● **Given information**:
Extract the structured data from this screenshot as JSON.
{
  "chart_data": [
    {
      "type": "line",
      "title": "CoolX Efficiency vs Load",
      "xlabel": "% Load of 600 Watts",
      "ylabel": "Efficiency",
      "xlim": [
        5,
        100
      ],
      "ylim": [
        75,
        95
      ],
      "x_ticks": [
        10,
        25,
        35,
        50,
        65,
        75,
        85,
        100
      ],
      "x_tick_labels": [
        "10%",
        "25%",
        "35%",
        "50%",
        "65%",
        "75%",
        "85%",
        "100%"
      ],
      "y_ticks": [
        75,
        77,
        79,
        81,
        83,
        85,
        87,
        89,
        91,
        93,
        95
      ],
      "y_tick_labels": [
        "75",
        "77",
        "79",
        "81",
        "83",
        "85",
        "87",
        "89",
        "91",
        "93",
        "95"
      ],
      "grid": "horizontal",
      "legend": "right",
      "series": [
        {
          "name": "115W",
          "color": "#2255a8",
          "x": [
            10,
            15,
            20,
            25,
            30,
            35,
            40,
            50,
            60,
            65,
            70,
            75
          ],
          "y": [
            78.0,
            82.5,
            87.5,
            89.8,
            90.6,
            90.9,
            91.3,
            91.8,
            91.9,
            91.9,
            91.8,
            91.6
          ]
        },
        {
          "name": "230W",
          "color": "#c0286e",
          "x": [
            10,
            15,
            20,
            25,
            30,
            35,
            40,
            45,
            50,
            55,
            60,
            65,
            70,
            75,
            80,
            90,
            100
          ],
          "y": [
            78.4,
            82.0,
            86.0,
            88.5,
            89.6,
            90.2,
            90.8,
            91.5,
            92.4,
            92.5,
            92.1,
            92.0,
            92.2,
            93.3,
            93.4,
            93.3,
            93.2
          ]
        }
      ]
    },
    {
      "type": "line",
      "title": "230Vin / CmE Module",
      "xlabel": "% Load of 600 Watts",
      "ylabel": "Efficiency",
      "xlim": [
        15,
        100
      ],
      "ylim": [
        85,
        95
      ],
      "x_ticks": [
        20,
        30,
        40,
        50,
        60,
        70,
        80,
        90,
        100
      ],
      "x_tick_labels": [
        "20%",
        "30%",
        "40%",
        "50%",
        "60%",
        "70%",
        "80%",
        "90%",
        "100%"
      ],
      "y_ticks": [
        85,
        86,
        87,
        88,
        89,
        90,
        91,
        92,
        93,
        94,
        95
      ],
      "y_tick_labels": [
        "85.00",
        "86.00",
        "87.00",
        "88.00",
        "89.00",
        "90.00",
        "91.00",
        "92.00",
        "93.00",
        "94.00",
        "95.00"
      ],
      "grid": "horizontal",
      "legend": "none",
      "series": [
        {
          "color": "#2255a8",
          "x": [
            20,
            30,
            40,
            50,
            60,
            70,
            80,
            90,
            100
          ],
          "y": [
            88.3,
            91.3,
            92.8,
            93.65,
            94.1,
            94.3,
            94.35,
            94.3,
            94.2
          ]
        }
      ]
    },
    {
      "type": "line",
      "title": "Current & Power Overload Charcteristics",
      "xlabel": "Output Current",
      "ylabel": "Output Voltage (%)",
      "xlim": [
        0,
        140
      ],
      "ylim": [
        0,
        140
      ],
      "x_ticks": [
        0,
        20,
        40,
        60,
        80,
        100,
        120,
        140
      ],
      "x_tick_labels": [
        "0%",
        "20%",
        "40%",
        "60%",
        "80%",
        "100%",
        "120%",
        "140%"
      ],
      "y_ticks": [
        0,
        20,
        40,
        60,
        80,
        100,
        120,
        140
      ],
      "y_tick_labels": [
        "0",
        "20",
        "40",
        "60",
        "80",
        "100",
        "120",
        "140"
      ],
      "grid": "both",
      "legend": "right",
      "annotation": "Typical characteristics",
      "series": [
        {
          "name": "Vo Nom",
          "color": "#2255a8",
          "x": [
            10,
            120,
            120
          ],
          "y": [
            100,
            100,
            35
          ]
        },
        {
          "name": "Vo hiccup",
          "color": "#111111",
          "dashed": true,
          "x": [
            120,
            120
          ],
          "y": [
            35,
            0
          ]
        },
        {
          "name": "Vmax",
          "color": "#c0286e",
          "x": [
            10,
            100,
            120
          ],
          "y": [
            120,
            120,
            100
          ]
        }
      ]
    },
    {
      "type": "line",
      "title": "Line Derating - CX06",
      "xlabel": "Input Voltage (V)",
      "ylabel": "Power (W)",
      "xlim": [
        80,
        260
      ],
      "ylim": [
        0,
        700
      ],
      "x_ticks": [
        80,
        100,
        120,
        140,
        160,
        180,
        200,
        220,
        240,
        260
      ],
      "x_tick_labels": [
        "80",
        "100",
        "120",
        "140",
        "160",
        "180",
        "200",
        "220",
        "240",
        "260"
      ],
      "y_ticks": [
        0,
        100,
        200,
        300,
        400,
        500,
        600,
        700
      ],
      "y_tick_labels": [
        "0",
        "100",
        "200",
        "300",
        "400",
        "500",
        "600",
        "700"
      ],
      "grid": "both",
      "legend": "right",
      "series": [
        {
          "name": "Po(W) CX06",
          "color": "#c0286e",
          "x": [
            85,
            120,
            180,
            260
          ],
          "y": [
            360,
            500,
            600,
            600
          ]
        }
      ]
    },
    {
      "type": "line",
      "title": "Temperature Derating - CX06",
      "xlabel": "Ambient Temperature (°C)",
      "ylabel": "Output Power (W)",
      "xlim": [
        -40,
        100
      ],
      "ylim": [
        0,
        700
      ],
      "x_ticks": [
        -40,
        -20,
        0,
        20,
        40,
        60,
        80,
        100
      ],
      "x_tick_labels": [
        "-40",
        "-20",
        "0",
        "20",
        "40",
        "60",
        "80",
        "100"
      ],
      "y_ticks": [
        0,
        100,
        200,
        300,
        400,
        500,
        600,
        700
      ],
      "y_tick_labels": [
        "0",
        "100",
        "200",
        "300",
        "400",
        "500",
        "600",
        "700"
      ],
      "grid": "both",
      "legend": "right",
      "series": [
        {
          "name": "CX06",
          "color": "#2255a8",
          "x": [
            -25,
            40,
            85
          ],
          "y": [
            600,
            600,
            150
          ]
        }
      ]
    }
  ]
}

● **Problem description**: Transcribe all entries exactly as they are given.

● **Correct result**:
Extract the structured data from this screenshot as JSON.
{
  "chart_data": [
    {
      "type": "line",
      "title": "CoolX Efficiency vs Load",
      "xlabel": "% Load of 600 Watts",
      "ylabel": "Efficiency",
      "xlim": [
        5,
        100
      ],
      "ylim": [
        75,
        95
      ],
      "x_ticks": [
        10,
        25,
        35,
        50,
        65,
        75,
        85,
        100
      ],
      "x_tick_labels": [
        "10%",
        "25%",
        "35%",
        "50%",
        "65%",
        "75%",
        "85%",
        "100%"
      ],
      "y_ticks": [
        75,
        77,
        79,
        81,
        83,
        85,
        87,
        89,
        91,
        93,
        95
      ],
      "y_tick_labels": [
        "75",
        "77",
        "79",
        "81",
        "83",
        "85",
        "87",
        "89",
        "91",
        "93",
        "95"
      ],
      "grid": "horizontal",
      "legend": "right",
      "series": [
        {
          "name": "115W",
          "color": "#2255a8",
          "x": [
            10,
            15,
            20,
            25,
            30,
            35,
            40,
            50,
            60,
            65,
            70,
            75
          ],
          "y": [
            78.0,
            82.5,
            87.5,
            89.8,
            90.6,
            90.9,
            91.3,
            91.8,
            91.9,
            91.9,
            91.8,
            91.6
          ]
        },
        {
          "name": "230W",
          "color": "#c0286e",
          "x": [
            10,
            15,
            20,
            25,
            30,
            35,
            40,
            45,
            50,
            55,
            60,
            65,
            70,
            75,
            80,
            90,
            100
          ],
          "y": [
            78.4,
            82.0,
            86.0,
            88.5,
            89.6,
            90.2,
            90.8,
            91.5,
            92.4,
            92.5,
            92.1,
            92.0,
            92.2,
            93.3,
            93.4,
            93.3,
            93.2
          ]
        }
      ]
    },
    {
      "type": "line",
      "title": "230Vin / CmE Module",
      "xlabel": "% Load of 600 Watts",
      "ylabel": "Efficiency",
      "xlim": [
        15,
        100
      ],
      "ylim": [
        85,
        95
      ],
      "x_ticks": [
        20,
        30,
        40,
        50,
        60,
        70,
        80,
        90,
        100
      ],
      "x_tick_labels": [
        "20%",
        "30%",
        "40%",
        "50%",
        "60%",
        "70%",
        "80%",
        "90%",
        "100%"
      ],
      "y_ticks": [
        85,
        86,
        87,
        88,
        89,
        90,
        91,
        92,
        93,
        94,
        95
      ],
      "y_tick_labels": [
        "85.00",
        "86.00",
        "87.00",
        "88.00",
        "89.00",
        "90.00",
        "91.00",
        "92.00",
        "93.00",
        "94.00",
        "95.00"
      ],
      "grid": "horizontal",
      "legend": "none",
      "series": [
        {
          "color": "#2255a8",
          "x": [
            20,
            30,
            40,
            50,
            60,
            70,
            80,
            90,
            100
          ],
          "y": [
            88.3,
            91.3,
            92.8,
            93.65,
            94.1,
            94.3,
            94.35,
            94.3,
            94.2
          ]
        }
      ]
    },
    {
      "type": "line",
      "title": "Current & Power Overload Charcteristics",
      "xlabel": "Output Current",
      "ylabel": "Output Voltage (%)",
      "xlim": [
        0,
        140
      ],
      "ylim": [
        0,
        140
      ],
      "x_ticks": [
        0,
        20,
        40,
        60,
        80,
        100,
        120,
        140
      ],
      "x_tick_labels": [
        "0%",
        "20%",
        "40%",
        "60%",
        "80%",
        "100%",
        "120%",
        "140%"
      ],
      "y_ticks": [
        0,
        20,
        40,
        60,
        80,
        100,
        120,
        140
      ],
      "y_tick_labels": [
        "0",
        "20",
        "40",
        "60",
        "80",
        "100",
        "120",
        "140"
      ],
      "grid": "both",
      "legend": "right",
      "annotation": "Typical characteristics",
      "series": [
        {
          "name": "Vo Nom",
          "color": "#2255a8",
          "x": [
            10,
            120,
            120
          ],
          "y": [
            100,
            100,
            35
          ]
        },
        {
          "name": "Vo hiccup",
          "color": "#111111",
          "dashed": true,
          "x": [
            120,
            120
          ],
          "y": [
            35,
            0
          ]
        },
        {
          "name": "Vmax",
          "color": "#c0286e",
          "x": [
            10,
            100,
            120
          ],
          "y": [
            120,
            120,
            100
          ]
        }
      ]
    },
    {
      "type": "line",
      "title": "Line Derating - CX06",
      "xlabel": "Input Voltage (V)",
      "ylabel": "Power (W)",
      "xlim": [
        80,
        260
      ],
      "ylim": [
        0,
        700
      ],
      "x_ticks": [
        80,
        100,
        120,
        140,
        160,
        180,
        200,
        220,
        240,
        260
      ],
      "x_tick_labels": [
        "80",
        "100",
        "120",
        "140",
        "160",
        "180",
        "200",
        "220",
        "240",
        "260"
      ],
      "y_ticks": [
        0,
        100,
        200,
        300,
        400,
        500,
        600,
        700
      ],
      "y_tick_labels": [
        "0",
        "100",
        "200",
        "300",
        "400",
        "500",
        "600",
        "700"
      ],
      "grid": "both",
      "legend": "right",
      "series": [
        {
          "name": "Po(W) CX06",
          "color": "#c0286e",
          "x": [
            85,
            120,
            180,
            260
          ],
          "y": [
            360,
            500,
            600,
            600
          ]
        }
      ]
    },
    {
      "type": "line",
      "title": "Temperature Derating - CX06",
      "xlabel": "Ambient Temperature (°C)",
      "ylabel": "Output Power (W)",
      "xlim": [
        -40,
        100
      ],
      "ylim": [
        0,
        700
      ],
      "x_ticks": [
        -40,
        -20,
        0,
        20,
        40,
        60,
        80,
        100
      ],
      "x_tick_labels": [
        "-40",
        "-20",
        "0",
        "20",
        "40",
        "60",
        "80",
        "100"
      ],
      "y_ticks": [
        0,
        100,
        200,
        300,
        400,
        500,
        600,
        700
      ],
      "y_tick_labels": [
        "0",
        "100",
        "200",
        "300",
        "400",
        "500",
        "600",
        "700"
      ],
      "grid": "both",
      "legend": "right",
      "series": [
        {
          "name": "CX06",
          "color": "#2255a8",
          "x": [
            -25,
            40,
            85
          ],
          "y": [
            600,
            600,
            150
          ]
        }
      ]
    }
  ]
}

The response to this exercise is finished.